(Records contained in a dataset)

** start **

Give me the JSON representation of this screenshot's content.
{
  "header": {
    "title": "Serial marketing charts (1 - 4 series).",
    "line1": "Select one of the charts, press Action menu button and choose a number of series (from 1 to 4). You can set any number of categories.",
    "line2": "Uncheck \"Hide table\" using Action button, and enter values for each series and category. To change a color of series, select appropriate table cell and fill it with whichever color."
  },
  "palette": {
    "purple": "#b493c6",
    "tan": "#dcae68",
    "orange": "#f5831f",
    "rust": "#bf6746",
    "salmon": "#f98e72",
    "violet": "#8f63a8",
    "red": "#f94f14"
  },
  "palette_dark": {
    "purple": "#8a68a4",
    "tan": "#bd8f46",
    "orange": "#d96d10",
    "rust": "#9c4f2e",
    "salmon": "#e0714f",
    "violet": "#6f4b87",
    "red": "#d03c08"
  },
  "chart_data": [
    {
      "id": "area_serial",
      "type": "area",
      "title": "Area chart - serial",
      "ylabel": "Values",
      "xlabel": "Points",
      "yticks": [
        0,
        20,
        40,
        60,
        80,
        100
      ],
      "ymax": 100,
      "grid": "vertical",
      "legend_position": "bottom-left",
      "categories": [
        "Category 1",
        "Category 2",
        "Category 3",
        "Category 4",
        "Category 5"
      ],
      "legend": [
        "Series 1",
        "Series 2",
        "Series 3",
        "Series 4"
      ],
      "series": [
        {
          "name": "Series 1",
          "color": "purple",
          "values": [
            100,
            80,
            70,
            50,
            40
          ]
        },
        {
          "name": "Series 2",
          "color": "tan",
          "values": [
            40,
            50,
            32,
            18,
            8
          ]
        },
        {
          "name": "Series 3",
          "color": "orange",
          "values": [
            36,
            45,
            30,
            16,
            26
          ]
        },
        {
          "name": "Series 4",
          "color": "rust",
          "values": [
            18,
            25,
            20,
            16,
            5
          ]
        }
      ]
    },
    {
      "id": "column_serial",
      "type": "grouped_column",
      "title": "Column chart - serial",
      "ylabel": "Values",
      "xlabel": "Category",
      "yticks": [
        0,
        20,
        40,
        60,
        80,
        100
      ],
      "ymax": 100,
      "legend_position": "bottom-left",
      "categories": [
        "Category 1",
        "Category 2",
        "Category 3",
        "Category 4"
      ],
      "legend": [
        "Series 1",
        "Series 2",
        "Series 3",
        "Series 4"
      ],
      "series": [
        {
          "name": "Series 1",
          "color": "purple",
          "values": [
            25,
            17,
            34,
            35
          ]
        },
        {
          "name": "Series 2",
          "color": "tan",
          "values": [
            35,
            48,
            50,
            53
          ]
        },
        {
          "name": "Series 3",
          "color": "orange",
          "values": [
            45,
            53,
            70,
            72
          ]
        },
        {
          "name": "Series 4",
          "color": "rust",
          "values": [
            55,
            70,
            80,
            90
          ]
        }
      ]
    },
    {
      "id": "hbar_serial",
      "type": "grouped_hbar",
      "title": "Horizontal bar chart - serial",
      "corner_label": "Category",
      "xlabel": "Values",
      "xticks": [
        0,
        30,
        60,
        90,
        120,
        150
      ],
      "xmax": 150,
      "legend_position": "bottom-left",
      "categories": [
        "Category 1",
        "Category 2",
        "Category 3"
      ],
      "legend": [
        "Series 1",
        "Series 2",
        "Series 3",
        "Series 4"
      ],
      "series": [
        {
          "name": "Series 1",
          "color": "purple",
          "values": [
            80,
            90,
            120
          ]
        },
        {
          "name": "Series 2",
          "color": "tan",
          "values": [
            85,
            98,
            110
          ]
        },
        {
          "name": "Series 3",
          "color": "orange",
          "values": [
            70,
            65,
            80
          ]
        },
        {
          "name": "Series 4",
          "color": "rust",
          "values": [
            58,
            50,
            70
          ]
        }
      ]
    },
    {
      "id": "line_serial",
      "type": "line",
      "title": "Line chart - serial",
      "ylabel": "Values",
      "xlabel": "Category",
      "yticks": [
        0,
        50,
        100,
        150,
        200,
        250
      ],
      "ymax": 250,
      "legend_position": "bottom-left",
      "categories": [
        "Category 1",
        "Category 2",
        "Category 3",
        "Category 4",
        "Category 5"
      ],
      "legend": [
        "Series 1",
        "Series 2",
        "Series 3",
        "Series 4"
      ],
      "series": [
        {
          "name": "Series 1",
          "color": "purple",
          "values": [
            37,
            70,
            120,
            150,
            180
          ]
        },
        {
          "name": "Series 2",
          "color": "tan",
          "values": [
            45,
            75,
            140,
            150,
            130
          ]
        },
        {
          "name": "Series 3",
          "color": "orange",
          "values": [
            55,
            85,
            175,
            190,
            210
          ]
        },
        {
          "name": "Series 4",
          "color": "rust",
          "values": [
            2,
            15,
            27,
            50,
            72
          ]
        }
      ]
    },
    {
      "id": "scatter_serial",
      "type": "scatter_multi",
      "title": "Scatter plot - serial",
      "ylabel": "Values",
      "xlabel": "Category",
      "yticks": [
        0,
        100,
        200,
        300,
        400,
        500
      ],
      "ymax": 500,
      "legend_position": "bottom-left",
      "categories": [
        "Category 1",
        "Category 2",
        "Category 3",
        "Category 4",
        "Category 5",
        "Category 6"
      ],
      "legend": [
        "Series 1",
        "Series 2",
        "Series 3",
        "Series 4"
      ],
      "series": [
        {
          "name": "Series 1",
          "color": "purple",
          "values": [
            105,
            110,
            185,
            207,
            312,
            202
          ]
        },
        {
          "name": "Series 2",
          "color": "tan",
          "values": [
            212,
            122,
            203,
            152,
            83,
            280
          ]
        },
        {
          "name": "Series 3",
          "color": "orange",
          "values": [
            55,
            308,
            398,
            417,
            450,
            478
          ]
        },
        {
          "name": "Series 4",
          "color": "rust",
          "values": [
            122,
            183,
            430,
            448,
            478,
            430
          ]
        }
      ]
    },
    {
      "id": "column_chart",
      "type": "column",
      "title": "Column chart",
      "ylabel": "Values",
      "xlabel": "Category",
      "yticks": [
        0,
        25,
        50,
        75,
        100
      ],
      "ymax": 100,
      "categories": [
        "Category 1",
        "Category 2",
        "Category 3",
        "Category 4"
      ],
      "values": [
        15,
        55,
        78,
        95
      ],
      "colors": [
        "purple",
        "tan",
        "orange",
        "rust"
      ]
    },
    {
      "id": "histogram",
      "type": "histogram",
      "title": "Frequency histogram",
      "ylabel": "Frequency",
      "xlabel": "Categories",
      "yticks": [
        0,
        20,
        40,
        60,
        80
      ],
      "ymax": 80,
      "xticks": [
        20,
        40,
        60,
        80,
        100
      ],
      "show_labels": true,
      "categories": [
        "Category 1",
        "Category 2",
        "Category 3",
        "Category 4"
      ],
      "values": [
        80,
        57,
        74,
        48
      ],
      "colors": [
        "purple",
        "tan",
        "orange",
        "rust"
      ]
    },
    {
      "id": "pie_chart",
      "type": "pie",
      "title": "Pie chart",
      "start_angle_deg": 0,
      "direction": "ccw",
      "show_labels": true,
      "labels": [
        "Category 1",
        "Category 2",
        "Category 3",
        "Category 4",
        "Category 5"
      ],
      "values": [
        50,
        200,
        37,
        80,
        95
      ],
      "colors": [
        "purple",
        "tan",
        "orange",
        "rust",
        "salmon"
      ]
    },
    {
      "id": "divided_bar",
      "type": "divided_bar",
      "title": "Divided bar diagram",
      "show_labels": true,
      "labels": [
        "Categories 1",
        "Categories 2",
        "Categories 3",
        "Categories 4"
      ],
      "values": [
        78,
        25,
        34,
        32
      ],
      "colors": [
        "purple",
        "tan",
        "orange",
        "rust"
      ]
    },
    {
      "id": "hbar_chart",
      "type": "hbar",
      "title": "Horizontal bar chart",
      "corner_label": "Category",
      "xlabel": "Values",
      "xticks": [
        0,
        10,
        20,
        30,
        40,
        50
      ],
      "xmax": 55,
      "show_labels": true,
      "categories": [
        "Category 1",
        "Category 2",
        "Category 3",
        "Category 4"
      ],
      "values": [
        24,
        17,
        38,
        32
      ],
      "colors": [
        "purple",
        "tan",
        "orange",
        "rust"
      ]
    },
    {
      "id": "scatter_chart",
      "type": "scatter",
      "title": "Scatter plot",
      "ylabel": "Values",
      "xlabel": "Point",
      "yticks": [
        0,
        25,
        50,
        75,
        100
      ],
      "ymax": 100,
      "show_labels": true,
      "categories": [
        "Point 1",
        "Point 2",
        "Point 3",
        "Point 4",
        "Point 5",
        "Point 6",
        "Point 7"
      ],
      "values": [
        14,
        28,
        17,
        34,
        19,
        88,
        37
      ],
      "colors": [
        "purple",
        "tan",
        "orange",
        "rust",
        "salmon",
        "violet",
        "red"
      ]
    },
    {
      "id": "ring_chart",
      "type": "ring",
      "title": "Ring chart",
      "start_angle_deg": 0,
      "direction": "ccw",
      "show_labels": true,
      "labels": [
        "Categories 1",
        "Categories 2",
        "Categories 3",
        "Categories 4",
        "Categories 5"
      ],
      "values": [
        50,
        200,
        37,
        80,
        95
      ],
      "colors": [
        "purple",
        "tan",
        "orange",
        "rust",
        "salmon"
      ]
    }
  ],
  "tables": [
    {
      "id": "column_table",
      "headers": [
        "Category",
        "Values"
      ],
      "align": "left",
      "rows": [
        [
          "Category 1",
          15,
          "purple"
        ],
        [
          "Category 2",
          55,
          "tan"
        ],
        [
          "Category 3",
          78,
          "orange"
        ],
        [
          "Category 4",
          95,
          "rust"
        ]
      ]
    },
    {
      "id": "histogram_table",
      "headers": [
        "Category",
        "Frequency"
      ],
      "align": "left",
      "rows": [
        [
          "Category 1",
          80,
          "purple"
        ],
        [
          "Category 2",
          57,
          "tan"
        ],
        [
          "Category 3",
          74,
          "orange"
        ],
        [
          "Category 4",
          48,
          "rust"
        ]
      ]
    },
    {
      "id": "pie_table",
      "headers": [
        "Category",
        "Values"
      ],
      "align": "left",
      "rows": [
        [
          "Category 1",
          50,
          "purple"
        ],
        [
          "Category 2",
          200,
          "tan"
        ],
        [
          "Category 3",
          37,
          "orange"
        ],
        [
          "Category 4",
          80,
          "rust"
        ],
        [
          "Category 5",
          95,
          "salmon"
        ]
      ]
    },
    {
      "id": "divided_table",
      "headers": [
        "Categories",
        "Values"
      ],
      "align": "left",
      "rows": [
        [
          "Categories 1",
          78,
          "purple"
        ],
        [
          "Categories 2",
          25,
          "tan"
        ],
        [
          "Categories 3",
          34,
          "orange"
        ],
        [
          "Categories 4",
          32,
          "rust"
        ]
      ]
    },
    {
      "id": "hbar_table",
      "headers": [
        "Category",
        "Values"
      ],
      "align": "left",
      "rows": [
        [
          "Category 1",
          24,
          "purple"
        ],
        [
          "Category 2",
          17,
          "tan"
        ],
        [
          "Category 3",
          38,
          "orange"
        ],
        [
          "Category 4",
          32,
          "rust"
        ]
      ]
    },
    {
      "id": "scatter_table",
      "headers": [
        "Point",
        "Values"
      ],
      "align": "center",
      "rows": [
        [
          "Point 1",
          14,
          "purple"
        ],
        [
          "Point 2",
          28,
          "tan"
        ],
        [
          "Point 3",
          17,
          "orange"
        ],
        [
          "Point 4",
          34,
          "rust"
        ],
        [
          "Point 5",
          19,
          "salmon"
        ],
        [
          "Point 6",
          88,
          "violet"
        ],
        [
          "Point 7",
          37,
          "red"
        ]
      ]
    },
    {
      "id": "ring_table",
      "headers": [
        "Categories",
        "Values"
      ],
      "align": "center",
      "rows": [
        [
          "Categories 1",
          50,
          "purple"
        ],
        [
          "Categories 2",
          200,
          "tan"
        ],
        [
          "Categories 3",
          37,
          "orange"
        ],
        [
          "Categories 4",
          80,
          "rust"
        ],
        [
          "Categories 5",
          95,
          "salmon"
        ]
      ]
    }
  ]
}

** end **

§ Exercise task
Point out every line holding the string "violet" and copy it.

§ Completed exercise
    "violet": "#8f63a8",
    "violet": "#6f4b87",
        "violet",
          "violet"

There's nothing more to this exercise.